Write out all of the lines below, exactly and completely.
+ + + + + + +
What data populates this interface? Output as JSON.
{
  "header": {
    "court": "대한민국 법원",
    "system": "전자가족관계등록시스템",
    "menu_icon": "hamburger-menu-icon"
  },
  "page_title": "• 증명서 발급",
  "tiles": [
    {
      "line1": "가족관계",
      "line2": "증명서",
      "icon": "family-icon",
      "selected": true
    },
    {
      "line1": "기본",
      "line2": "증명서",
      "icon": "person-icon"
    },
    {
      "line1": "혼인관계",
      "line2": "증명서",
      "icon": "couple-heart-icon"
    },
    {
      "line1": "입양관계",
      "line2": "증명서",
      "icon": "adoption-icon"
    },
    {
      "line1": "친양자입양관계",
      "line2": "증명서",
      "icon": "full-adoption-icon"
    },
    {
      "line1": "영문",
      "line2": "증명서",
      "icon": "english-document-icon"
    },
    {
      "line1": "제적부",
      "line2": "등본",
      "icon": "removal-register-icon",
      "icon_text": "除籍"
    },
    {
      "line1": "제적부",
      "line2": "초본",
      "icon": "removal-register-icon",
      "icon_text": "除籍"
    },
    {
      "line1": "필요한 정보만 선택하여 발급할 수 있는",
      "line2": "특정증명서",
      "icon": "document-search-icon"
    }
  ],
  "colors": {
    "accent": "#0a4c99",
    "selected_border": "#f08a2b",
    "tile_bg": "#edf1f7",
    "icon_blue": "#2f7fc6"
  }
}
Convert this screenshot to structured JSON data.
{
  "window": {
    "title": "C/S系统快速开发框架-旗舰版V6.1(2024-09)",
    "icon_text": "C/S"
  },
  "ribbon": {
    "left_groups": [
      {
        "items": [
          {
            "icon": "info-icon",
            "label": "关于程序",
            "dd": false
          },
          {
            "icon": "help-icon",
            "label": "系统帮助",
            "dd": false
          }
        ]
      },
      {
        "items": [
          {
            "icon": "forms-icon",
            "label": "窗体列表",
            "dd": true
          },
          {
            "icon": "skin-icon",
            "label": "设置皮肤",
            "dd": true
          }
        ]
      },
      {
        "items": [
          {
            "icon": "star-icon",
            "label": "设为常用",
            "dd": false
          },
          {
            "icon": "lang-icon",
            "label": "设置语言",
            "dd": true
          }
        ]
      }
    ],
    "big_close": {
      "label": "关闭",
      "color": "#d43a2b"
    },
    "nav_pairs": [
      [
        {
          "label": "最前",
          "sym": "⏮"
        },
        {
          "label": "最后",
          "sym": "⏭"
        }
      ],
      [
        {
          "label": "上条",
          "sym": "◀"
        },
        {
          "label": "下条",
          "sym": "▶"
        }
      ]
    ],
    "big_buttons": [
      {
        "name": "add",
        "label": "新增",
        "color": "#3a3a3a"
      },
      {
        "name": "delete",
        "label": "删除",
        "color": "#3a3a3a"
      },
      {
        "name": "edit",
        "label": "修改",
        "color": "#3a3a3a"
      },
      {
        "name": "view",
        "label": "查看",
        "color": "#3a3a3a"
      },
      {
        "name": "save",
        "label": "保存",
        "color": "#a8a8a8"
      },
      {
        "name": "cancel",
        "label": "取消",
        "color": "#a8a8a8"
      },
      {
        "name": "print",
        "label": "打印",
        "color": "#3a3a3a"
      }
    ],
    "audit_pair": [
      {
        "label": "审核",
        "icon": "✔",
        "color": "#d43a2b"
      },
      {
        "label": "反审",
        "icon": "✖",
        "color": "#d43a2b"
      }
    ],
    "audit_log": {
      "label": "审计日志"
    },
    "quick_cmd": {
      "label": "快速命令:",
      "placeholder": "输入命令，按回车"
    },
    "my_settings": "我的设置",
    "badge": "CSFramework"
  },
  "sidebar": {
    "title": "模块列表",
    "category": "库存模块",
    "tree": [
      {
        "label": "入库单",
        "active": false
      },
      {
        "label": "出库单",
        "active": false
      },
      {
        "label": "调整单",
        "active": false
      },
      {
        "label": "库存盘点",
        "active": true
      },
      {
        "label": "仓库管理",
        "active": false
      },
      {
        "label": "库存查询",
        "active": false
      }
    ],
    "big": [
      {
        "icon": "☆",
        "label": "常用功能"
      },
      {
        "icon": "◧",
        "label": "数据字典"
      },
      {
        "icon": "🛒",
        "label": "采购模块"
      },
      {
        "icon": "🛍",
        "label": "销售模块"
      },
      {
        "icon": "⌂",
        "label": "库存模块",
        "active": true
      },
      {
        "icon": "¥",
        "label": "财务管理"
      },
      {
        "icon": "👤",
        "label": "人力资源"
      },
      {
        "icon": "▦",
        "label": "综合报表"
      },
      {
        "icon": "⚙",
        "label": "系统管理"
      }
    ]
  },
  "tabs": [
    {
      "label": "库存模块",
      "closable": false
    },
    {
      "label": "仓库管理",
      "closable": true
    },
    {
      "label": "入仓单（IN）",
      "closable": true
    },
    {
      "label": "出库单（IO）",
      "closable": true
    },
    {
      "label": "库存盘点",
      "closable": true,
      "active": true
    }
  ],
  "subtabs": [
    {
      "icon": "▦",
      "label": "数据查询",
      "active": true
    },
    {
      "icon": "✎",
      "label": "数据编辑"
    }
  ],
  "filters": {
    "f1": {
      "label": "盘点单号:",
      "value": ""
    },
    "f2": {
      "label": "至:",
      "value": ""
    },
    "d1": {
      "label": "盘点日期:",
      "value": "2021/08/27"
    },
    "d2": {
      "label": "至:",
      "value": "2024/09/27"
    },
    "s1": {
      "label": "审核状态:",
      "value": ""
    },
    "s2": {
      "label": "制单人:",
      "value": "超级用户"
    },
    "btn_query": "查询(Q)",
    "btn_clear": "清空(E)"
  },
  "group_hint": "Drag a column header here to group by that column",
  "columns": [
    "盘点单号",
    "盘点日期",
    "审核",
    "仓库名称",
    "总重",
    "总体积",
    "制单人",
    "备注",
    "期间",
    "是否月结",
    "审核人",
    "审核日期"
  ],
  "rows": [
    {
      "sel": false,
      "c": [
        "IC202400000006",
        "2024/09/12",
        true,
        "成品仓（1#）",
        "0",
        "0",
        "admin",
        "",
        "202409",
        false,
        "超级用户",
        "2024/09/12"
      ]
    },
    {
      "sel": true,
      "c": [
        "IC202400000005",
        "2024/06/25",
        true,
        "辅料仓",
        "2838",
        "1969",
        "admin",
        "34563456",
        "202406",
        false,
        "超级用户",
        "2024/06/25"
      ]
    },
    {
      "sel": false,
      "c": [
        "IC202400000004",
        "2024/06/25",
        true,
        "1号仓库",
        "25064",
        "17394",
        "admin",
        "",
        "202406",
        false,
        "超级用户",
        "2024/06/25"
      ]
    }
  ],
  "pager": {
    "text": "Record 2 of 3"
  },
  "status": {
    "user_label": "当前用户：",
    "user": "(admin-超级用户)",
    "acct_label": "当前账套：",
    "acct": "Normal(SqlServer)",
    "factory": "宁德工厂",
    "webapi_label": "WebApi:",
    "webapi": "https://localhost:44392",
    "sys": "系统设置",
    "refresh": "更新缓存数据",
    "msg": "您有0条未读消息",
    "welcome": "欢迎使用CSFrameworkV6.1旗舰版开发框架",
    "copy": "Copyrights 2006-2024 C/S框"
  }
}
+ + + + + + +
▶ **Result**
What data populates this interface? Output as JSON.
{
  "header": {
    "court": "대한민국 법원",
    "system": "전자가족관계등록시스템",
    "menu_icon": "hamburger-menu-icon"
  },
  "page_title": "• 증명서 발급",
  "tiles": [
    {
      "line1": "가족관계",
      "line2": "증명서",
      "icon": "family-icon",
      "selected": true
    },
    {
      "line1": "기본",
      "line2": "증명서",
      "icon": "person-icon"
    },
    {
      "line1": "혼인관계",
      "line2": "증명서",
      "icon": "couple-heart-icon"
    },
    {
      "line1": "입양관계",
      "line2": "증명서",
      "icon": "adoption-icon"
    },
    {
      "line1": "친양자입양관계",
      "line2": "증명서",
      "icon": "full-adoption-icon"
    },
    {
      "line1": "영문",
      "line2": "증명서",
      "icon": "english-document-icon"
    },
    {
      "line1": "제적부",
      "line2": "등본",
      "icon": "removal-register-icon",
      "icon_text": "除籍"
    },
    {
      "line1": "제적부",
      "line2": "초본",
      "icon": "removal-register-icon",
      "icon_text": "除籍"
    },
    {
      "line1": "필요한 정보만 선택하여 발급할 수 있는",
      "line2": "특정증명서",
      "icon": "document-search-icon"
    }
  ],
  "colors": {
    "accent": "#0a4c99",
    "selected_border": "#f08a2b",
    "tile_bg": "#edf1f7",
    "icon_blue": "#2f7fc6"
  }
}
Convert this screenshot to structured JSON data.
{
  "window": {
    "title": "C/S系统快速开发框架-旗舰版V6.1(2024-09)",
    "icon_text": "C/S"
  },
  "ribbon": {
    "left_groups": [
      {
        "items": [
          {
            "icon": "info-icon",
            "label": "关于程序",
            "dd": false
          },
          {
            "icon": "help-icon",
            "label": "系统帮助",
            "dd": false
          }
        ]
      },
      {
        "items": [
          {
            "icon": "forms-icon",
            "label": "窗体列表",
            "dd": true
          },
          {
            "icon": "skin-icon",
            "label": "设置皮肤",
            "dd": true
          }
        ]
      },
      {
        "items": [
          {
            "icon": "star-icon",
            "label": "设为常用",
            "dd": false
          },
          {
            "icon": "lang-icon",
            "label": "设置语言",
            "dd": true
          }
        ]
      }
    ],
    "big_close": {
      "label": "关闭",
      "color": "#d43a2b"
    },
    "nav_pairs": [
      [
        {
          "label": "最前",
          "sym": "⏮"
        },
        {
          "label": "最后",
          "sym": "⏭"
        }
      ],
      [
        {
          "label": "上条",
          "sym": "◀"
        },
        {
          "label": "下条",
          "sym": "▶"
        }
      ]
    ],
    "big_buttons": [
      {
        "name": "add",
        "label": "新增",
        "color": "#3a3a3a"
      },
      {
        "name": "delete",
        "label": "删除",
        "color": "#3a3a3a"
      },
      {
        "name": "edit",
        "label": "修改",
        "color": "#3a3a3a"
      },
      {
        "name": "view",
        "label": "查看",
        "color": "#3a3a3a"
      },
      {
        "name": "save",
        "label": "保存",
        "color": "#a8a8a8"
      },
      {
        "name": "cancel",
        "label": "取消",
        "color": "#a8a8a8"
      },
      {
        "name": "print",
        "label": "打印",
        "color": "#3a3a3a"
      }
    ],
    "audit_pair": [
      {
        "label": "审核",
        "icon": "✔",
        "color": "#d43a2b"
      },
      {
        "label": "反审",
        "icon": "✖",
        "color": "#d43a2b"
      }
    ],
    "audit_log": {
      "label": "审计日志"
    },
    "quick_cmd": {
      "label": "快速命令:",
      "placeholder": "输入命令，按回车"
    },
    "my_settings": "我的设置",
    "badge": "CSFramework"
  },
  "sidebar": {
    "title": "模块列表",
    "category": "库存模块",
    "tree": [
      {
        "label": "入库单",
        "active": false
      },
      {
        "label": "出库单",
        "active": false
      },
      {
        "label": "调整单",
        "active": false
      },
      {
        "label": "库存盘点",
        "active": true
      },
      {
        "label": "仓库管理",
        "active": false
      },
      {
        "label": "库存查询",
        "active": false
      }
    ],
    "big": [
      {
        "icon": "☆",
        "label": "常用功能"
      },
      {
        "icon": "◧",
        "label": "数据字典"
      },
      {
        "icon": "🛒",
        "label": "采购模块"
      },
      {
        "icon": "🛍",
        "label": "销售模块"
      },
      {
        "icon": "⌂",
        "label": "库存模块",
        "active": true
      },
      {
        "icon": "¥",
        "label": "财务管理"
      },
      {
        "icon": "👤",
        "label": "人力资源"
      },
      {
        "icon": "▦",
        "label": "综合报表"
      },
      {
        "icon": "⚙",
        "label": "系统管理"
      }
    ]
  },
  "tabs": [
    {
      "label": "库存模块",
      "closable": false
    },
    {
      "label": "仓库管理",
      "closable": true
    },
    {
      "label": "入仓单（IN）",
      "closable": true
    },
    {
      "label": "出库单（IO）",
      "closable": true
    },
    {
      "label": "库存盘点",
      "closable": true,
      "active": true
    }
  ],
  "subtabs": [
    {
      "icon": "▦",
      "label": "数据查询",
      "active": true
    },
    {
      "icon": "✎",
      "label": "数据编辑"
    }
  ],
  "filters": {
    "f1": {
      "label": "盘点单号:",
      "value": ""
    },
    "f2": {
      "label": "至:",
      "value": ""
    },
    "d1": {
      "label": "盘点日期:",
      "value": "2021/08/27"
    },
    "d2": {
      "label": "至:",
      "value": "2024/09/27"
    },
    "s1": {
      "label": "审核状态:",
      "value": ""
    },
    "s2": {
      "label": "制单人:",
      "value": "超级用户"
    },
    "btn_query": "查询(Q)",
    "btn_clear": "清空(E)"
  },
  "group_hint": "Drag a column header here to group by that column",
  "columns": [
    "盘点单号",
    "盘点日期",
    "审核",
    "仓库名称",
    "总重",
    "总体积",
    "制单人",
    "备注",
    "期间",
    "是否月结",
    "审核人",
    "审核日期"
  ],
  "rows": [
    {
      "sel": false,
      "c": [
        "IC202400000006",
        "2024/09/12",
        true,
        "成品仓（1#）",
        "0",
        "0",
        "admin",
        "",
        "202409",
        false,
        "超级用户",
        "2024/09/12"
      ]
    },
    {
      "sel": true,
      "c": [
        "IC202400000005",
        "2024/06/25",
        true,
        "辅料仓",
        "2838",
        "1969",
        "admin",
        "34563456",
        "202406",
        false,
        "超级用户",
        "2024/06/25"
      ]
    },
    {
      "sel": false,
      "c": [
        "IC202400000004",
        "2024/06/25",
        true,
        "1号仓库",
        "25064",
        "17394",
        "admin",
        "",
        "202406",
        false,
        "超级用户",
        "2024/06/25"
      ]
    }
  ],
  "pager": {
    "text": "Record 2 of 3"
  },
  "status": {
    "user_label": "当前用户：",
    "user": "(admin-超级用户)",
    "acct_label": "当前账套：",
    "acct": "Normal(SqlServer)",
    "factory": "宁德工厂",
    "webapi_label": "WebApi:",
    "webapi": "https://localhost:44392",
    "sys": "系统设置",
    "refresh": "更新缓存数据",
    "msg": "您有0条未读消息",
    "welcome": "欢迎使用CSFrameworkV6.1旗舰版开发框架",
    "copy": "Copyrights 2006-2024 C/S框"
  }
}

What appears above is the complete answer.